%%

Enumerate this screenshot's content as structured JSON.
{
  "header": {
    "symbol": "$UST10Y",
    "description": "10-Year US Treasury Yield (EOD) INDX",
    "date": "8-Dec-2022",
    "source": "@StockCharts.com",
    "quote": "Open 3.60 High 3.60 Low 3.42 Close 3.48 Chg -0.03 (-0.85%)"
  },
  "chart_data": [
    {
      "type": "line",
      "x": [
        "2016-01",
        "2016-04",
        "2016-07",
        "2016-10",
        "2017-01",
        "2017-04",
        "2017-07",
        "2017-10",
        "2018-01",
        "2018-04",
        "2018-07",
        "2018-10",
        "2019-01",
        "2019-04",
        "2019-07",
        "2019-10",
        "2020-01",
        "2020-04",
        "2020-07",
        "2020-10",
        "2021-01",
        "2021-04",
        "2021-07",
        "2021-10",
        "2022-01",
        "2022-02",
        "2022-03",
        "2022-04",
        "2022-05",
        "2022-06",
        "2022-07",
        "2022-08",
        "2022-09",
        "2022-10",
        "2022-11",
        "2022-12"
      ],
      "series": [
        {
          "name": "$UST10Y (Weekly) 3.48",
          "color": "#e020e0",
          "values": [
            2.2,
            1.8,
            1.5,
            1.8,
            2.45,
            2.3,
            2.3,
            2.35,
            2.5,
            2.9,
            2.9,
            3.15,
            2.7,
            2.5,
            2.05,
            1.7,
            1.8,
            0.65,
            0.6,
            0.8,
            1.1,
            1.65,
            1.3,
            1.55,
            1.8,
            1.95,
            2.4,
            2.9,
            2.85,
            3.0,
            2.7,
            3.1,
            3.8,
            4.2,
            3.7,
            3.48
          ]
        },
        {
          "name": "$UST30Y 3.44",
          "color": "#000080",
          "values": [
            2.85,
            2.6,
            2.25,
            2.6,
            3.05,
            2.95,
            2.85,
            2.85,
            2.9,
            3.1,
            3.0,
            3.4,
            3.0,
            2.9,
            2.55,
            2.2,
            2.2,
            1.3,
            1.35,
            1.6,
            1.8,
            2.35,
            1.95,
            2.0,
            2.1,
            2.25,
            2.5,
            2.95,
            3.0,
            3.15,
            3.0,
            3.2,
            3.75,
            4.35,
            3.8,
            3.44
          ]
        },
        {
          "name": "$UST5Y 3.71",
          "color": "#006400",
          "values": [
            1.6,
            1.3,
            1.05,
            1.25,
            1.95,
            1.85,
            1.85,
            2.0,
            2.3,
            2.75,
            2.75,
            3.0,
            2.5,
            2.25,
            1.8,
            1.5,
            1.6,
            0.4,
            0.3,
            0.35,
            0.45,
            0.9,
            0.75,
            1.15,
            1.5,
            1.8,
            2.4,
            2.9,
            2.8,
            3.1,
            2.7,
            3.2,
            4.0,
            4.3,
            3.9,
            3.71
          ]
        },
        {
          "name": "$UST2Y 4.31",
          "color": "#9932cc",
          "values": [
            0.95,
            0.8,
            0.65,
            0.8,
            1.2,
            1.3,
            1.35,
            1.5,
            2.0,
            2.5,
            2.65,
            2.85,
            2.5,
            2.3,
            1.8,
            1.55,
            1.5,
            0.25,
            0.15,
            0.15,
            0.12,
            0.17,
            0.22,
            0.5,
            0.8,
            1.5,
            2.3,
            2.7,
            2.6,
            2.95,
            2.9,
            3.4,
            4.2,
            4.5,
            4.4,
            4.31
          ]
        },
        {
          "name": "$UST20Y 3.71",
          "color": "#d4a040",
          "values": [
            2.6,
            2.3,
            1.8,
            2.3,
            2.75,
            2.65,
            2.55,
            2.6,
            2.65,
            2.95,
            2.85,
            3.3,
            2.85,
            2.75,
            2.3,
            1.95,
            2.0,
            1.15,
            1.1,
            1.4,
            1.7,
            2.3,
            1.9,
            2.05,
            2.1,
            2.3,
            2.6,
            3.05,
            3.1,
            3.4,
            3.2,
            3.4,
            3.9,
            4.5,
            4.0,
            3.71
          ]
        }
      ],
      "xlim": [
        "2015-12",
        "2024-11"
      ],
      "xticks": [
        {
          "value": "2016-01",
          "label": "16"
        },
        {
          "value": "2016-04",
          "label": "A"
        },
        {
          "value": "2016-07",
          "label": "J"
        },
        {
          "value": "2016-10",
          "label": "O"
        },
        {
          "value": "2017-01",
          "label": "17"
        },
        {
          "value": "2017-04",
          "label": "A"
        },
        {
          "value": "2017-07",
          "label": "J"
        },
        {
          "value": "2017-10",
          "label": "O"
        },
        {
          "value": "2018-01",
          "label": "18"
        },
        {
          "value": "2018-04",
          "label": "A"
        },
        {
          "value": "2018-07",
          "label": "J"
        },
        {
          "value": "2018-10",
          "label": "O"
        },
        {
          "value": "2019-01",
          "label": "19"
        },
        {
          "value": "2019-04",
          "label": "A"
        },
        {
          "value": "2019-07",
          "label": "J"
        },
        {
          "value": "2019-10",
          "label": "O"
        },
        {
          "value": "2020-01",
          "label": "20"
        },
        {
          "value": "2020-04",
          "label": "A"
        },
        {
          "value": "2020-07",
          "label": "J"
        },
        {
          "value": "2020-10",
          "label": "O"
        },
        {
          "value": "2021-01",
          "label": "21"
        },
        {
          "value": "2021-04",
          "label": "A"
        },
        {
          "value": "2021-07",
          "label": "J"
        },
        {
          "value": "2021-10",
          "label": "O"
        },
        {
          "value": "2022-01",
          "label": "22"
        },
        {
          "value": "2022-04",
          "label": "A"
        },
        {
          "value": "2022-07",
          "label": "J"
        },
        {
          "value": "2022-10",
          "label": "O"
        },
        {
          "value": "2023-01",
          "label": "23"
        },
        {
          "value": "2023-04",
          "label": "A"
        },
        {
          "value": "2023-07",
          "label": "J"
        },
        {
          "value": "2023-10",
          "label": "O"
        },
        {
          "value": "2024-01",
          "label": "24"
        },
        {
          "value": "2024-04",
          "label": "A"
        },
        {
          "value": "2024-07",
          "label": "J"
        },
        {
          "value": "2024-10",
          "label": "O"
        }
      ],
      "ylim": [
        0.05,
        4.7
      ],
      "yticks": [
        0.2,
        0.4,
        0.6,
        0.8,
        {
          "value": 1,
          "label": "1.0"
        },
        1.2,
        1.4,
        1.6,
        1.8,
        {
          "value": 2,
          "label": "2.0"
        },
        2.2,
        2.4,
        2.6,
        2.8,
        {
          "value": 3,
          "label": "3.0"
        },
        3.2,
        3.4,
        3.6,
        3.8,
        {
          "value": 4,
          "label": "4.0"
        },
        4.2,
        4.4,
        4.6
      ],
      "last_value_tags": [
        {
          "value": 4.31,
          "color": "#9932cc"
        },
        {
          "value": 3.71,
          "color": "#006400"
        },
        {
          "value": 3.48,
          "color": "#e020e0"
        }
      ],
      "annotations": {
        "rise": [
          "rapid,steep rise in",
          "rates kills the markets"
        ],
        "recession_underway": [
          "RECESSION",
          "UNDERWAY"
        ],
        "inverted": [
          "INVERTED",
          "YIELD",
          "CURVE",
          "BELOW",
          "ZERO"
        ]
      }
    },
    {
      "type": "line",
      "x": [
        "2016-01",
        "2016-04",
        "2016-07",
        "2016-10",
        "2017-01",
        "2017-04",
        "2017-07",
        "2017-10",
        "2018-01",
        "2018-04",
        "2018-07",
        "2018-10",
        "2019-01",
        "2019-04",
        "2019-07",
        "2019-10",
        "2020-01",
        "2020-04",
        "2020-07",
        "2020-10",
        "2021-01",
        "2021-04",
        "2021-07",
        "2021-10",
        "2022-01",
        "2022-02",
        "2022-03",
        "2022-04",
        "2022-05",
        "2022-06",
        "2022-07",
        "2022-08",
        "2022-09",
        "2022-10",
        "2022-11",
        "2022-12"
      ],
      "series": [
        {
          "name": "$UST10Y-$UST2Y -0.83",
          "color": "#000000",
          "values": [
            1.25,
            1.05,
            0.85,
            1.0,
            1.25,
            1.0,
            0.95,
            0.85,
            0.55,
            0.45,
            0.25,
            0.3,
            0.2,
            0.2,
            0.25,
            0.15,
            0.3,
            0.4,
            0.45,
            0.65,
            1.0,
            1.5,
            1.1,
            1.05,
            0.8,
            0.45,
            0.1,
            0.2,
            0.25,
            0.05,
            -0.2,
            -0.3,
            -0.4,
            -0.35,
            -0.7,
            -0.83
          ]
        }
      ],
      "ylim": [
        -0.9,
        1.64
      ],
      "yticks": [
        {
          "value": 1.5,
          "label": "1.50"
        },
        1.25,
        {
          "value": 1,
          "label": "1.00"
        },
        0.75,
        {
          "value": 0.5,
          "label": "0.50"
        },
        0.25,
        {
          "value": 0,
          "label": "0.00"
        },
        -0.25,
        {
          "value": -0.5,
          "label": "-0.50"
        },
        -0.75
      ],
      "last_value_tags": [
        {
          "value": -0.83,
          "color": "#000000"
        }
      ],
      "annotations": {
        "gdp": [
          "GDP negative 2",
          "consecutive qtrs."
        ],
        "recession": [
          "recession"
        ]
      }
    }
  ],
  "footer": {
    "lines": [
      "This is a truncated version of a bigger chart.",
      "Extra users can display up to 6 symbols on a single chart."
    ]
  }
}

%%

> SET EXERCISE
Look through the listing and extract every line with "color" in it.

> RESULT OF THE TASK
          "color": "#e020e0",
          "color": "#000080",
          "color": "#006400",
          "color": "#9932cc",
          "color": "#d4a040",
          "color": "#9932cc"
          "color": "#006400"
          "color": "#e020e0"
          "color": "#000000",
          "color": "#000000"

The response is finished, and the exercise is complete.